— Start —

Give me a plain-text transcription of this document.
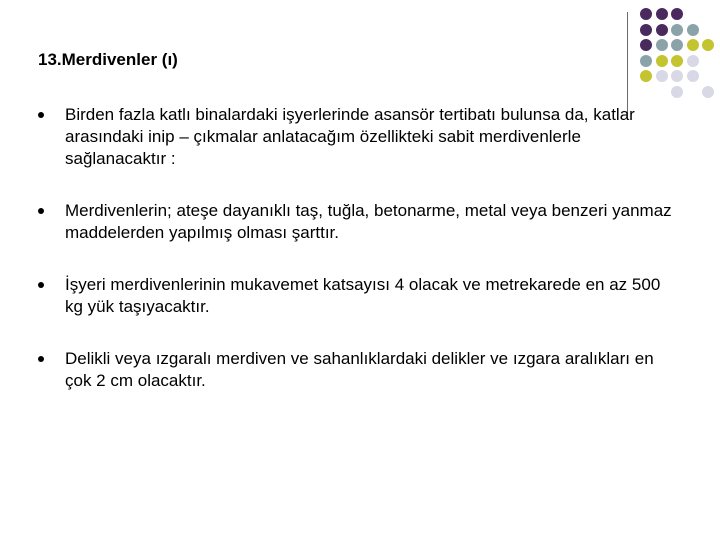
13.Merdivenler (ı)
Birden fazla katlı binalardaki işyerlerinde asansör tertibatı bulunsa da, katlar arasındaki inip – çıkmalar anlatacağım özellikteki sabit merdivenlerle sağlanacaktır :
Merdivenlerin; ateşe dayanıklı taş, tuğla, betonarme, metal veya benzeri yanmaz maddelerden yapılmış olması şarttır.
İşyeri merdivenlerinin mukavemet katsayısı 4 olacak ve metrekarede en az 500 kg yük taşıyacaktır.
Delikli veya ızgaralı merdiven ve sahanlıklardaki delikler ve ızgara aralıkları en çok 2 cm olacaktır.
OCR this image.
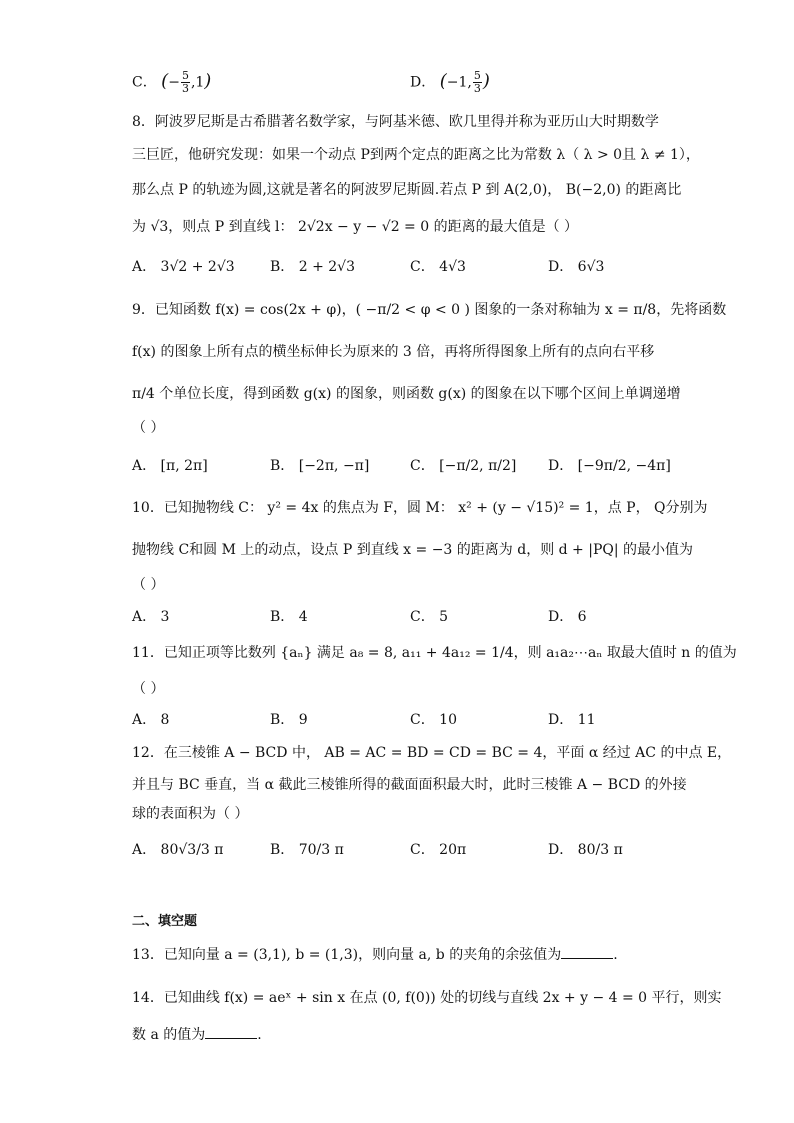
C． (− $\frac{5}{3} ,1$)	D． (−1, $\frac{5}{3}$ )
8．阿波罗尼斯是古希腊著名数学家，与阿基米德、欧几里得并称为亚历山大时期数学
三巨匠，他研究发现：如果一个动点 P到两个定点的距离之比为常数 λ（ λ > 0且 λ ≠ 1），
那么点 P 的轨迹为圆,这就是著名的阿波罗尼斯圆.若点 P 到 A(2,0)， B(−2,0) 的距离比
为 √3，则点 P 到直线 l： 2√2x − y − √2 = 0 的距离的最大值是（ ）
A． 3√2 + 2√3	B． 2 + 2√3	C． 4√3	D． 6√3
9．已知函数 f(x) = cos(2x + φ)，( −π/2 < φ < 0 ) 图象的一条对称轴为 x = π/8，先将函数
f(x) 的图象上所有点的横坐标伸长为原来的 3 倍，再将所得图象上所有的点向右平移
π/4 个单位长度，得到函数 g(x) 的图象，则函数 g(x) 的图象在以下哪个区间上单调递增
（ ）
A． [π, 2π]	B． [−2π, −π]	C． [−π/2, π/2] D． [−9π/2, −4π]
10．已知抛物线 C： y² = 4x 的焦点为 F，圆 M： x² + (y − √15)² = 1，点 P， Q分别为
抛物线 C和圆 M 上的动点，设点 P 到直线 x = −3 的距离为 d，则 d + |PQ| 的最小值为
（ ）
A． 3	B． 4	C． 5	D． 6
11．已知正项等比数列 {aₙ} 满足 a₈ = 8, a₁₁ + 4a₁₂ = 1/4，则 a₁a₂⋯aₙ 取最大值时 n 的值为
（ ）
A． 8	B． 9	C． 10	D． 11
12．在三棱锥 A − BCD 中， AB = AC = BD = CD = BC = 4，平面 α 经过 AC 的中点 E，
并且与 BC 垂直，当 α 截此三棱锥所得的截面面积最大时，此时三棱锥 A − BCD 的外接
球的表面积为（ ）
A． 80√3/3 π	B． 70/3 π	C． 20π	D． 80/3 π
二、填空题
13．已知向量 a = (3,1), b = (1,3)，则向量 a, b 的夹角的余弦值为	.
14．已知曲线 f(x) = aeˣ + sin x 在点 (0, f(0)) 处的切线与直线 2x + y − 4 = 0 平行，则实
数 a 的值为	.
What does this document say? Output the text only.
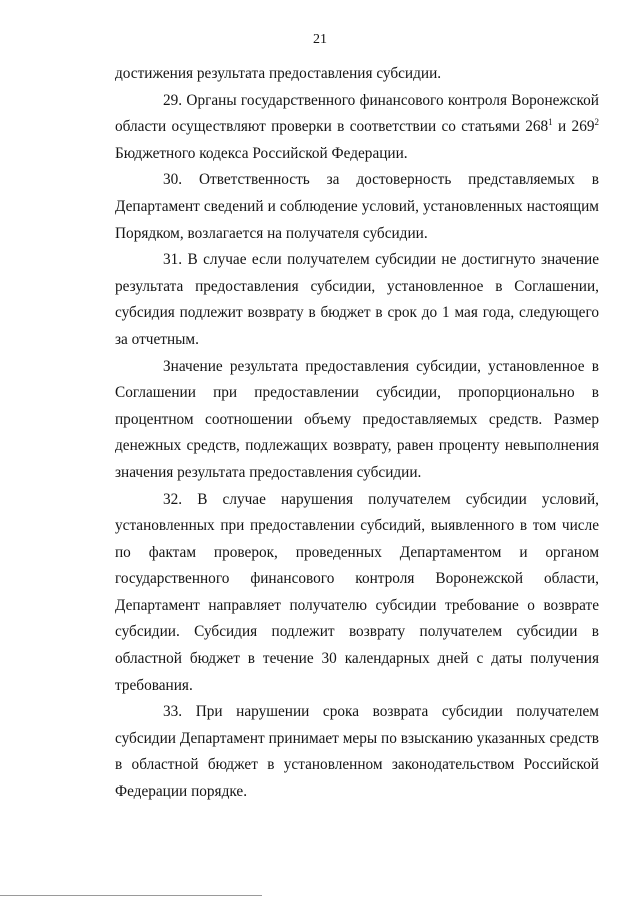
21

достижения результата предоставления субсидии.

29. Органы государственного финансового контроля Воронежской области осуществляют проверки в соответствии со статьями $268^1$ и $269^2$ Бюджетного кодекса Российской Федерации.

30. Ответственность за достоверность представляемых в Департамент сведений и соблюдение условий, установленных настоящим Порядком, возлагается на получателя субсидии.

31. В случае если получателем субсидии не достигнуто значение результата предоставления субсидии, установленное в Соглашении, субсидия подлежит возврату в бюджет в срок до 1 мая года, следующего за отчетным.

Значение результата предоставления субсидии, установленное в Соглашении при предоставлении субсидии, пропорционально в процентном соотношении объему предоставляемых средств. Размер денежных средств, подлежащих возврату, равен проценту невыполнения значения результата предоставления субсидии.

32. В случае нарушения получателем субсидии условий, установленных при предоставлении субсидий, выявленного в том числе по фактам проверок, проведенных Департаментом и органом государственного финансового контроля Воронежской области, Департамент направляет получателю субсидии требование о возврате субсидии. Субсидия подлежит возврату получателем субсидии в областной бюджет в течение 30 календарных дней с даты получения требования.

33. При нарушении срока возврата субсидии получателем субсидии Департамент принимает меры по взысканию указанных средств в областной бюджет в установленном законодательством Российской Федерации порядке.
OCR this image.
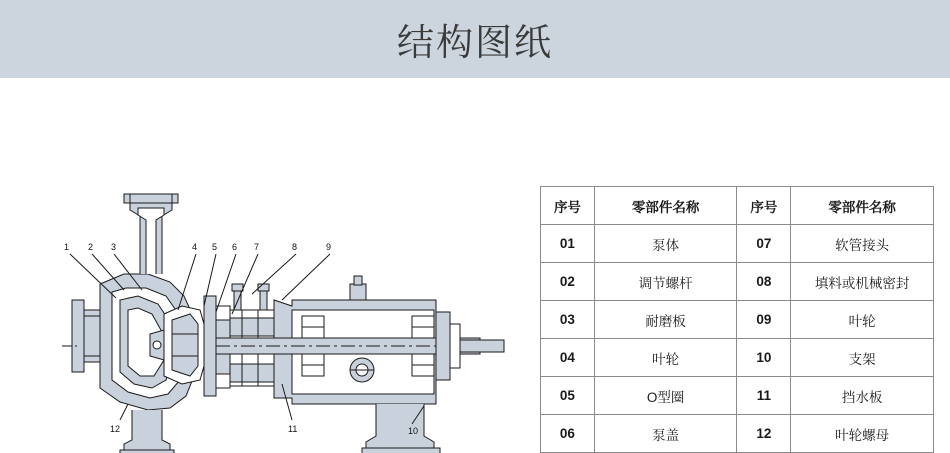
结构图纸
1 2 3	4 5 6 7	8	9
10
11
12
序号	零部件名称	序号	零部件名称
01	泵体	07	软管接头
02	调节螺杆	08	填料或机械密封
03	耐磨板	09	叶轮
04	叶轮	10	支架
05	O型圈	11	挡水板
06	泵盖	12	叶轮螺母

— End —

Without including any pictures, print all of the material exactly as given.

Give me a plain-text transcription of this document.
13.Merdivenler (ı)
Birden fazla katlı binalardaki işyerlerinde asansör tertibatı bulunsa da, katlar arasındaki inip – çıkmalar anlatacağım özellikteki sabit merdivenlerle sağlanacaktır :
Merdivenlerin; ateşe dayanıklı taş, tuğla, betonarme, metal veya benzeri yanmaz maddelerden yapılmış olması şarttır.
İşyeri merdivenlerinin mukavemet katsayısı 4 olacak ve metrekarede en az 500 kg yük taşıyacaktır.
Delikli veya ızgaralı merdiven ve sahanlıklardaki delikler ve ızgara aralıkları en çok 2 cm olacaktır.
OCR this image.
C． (− $\frac{5}{3} ,1$)	D． (−1, $\frac{5}{3}$ )
8．阿波罗尼斯是古希腊著名数学家，与阿基米德、欧几里得并称为亚历山大时期数学
三巨匠，他研究发现：如果一个动点 P到两个定点的距离之比为常数 λ（ λ > 0且 λ ≠ 1），
那么点 P 的轨迹为圆,这就是著名的阿波罗尼斯圆.若点 P 到 A(2,0)， B(−2,0) 的距离比
为 √3，则点 P 到直线 l： 2√2x − y − √2 = 0 的距离的最大值是（ ）
A． 3√2 + 2√3	B． 2 + 2√3	C． 4√3	D． 6√3
9．已知函数 f(x) = cos(2x + φ)，( −π/2 < φ < 0 ) 图象的一条对称轴为 x = π/8，先将函数
f(x) 的图象上所有点的横坐标伸长为原来的 3 倍，再将所得图象上所有的点向右平移
π/4 个单位长度，得到函数 g(x) 的图象，则函数 g(x) 的图象在以下哪个区间上单调递增
（ ）
A． [π, 2π]	B． [−2π, −π]	C． [−π/2, π/2] D． [−9π/2, −4π]
10．已知抛物线 C： y² = 4x 的焦点为 F，圆 M： x² + (y − √15)² = 1，点 P， Q分别为
抛物线 C和圆 M 上的动点，设点 P 到直线 x = −3 的距离为 d，则 d + |PQ| 的最小值为
（ ）
A． 3	B． 4	C． 5	D． 6
11．已知正项等比数列 {aₙ} 满足 a₈ = 8, a₁₁ + 4a₁₂ = 1/4，则 a₁a₂⋯aₙ 取最大值时 n 的值为
（ ）
A． 8	B． 9	C． 10	D． 11
12．在三棱锥 A − BCD 中， AB = AC = BD = CD = BC = 4，平面 α 经过 AC 的中点 E，
并且与 BC 垂直，当 α 截此三棱锥所得的截面面积最大时，此时三棱锥 A − BCD 的外接
球的表面积为（ ）
A． 80√3/3 π	B． 70/3 π	C． 20π	D． 80/3 π
二、填空题
13．已知向量 a = (3,1), b = (1,3)，则向量 a, b 的夹角的余弦值为	.
14．已知曲线 f(x) = aeˣ + sin x 在点 (0, f(0)) 处的切线与直线 2x + y − 4 = 0 平行，则实
数 a 的值为	.
What does this document say? Output the text only.
21

достижения результата предоставления субсидии.

29. Органы государственного финансового контроля Воронежской области осуществляют проверки в соответствии со статьями $268^1$ и $269^2$ Бюджетного кодекса Российской Федерации.

30. Ответственность за достоверность представляемых в Департамент сведений и соблюдение условий, установленных настоящим Порядком, возлагается на получателя субсидии.

31. В случае если получателем субсидии не достигнуто значение результата предоставления субсидии, установленное в Соглашении, субсидия подлежит возврату в бюджет в срок до 1 мая года, следующего за отчетным.

Значение результата предоставления субсидии, установленное в Соглашении при предоставлении субсидии, пропорционально в процентном соотношении объему предоставляемых средств. Размер денежных средств, подлежащих возврату, равен проценту невыполнения значения результата предоставления субсидии.

32. В случае нарушения получателем субсидии условий, установленных при предоставлении субсидий, выявленного в том числе по фактам проверок, проведенных Департаментом и органом государственного финансового контроля Воронежской области, Департамент направляет получателю субсидии требование о возврате субсидии. Субсидия подлежит возврату получателем субсидии в областной бюджет в течение 30 календарных дней с даты получения требования.

33. При нарушении срока возврата субсидии получателем субсидии Департамент принимает меры по взысканию указанных средств в областной бюджет в установленном законодательством Российской Федерации порядке.
OCR this image.
结构图纸
1 2 3	4 5 6 7	8	9
10
11
12
序号	零部件名称	序号	零部件名称
01	泵体	07	软管接头
02	调节螺杆	08	填料或机械密封
03	耐磨板	09	叶轮
04	叶轮	10	支架
05	O型圈	11	挡水板
06	泵盖	12	叶轮螺母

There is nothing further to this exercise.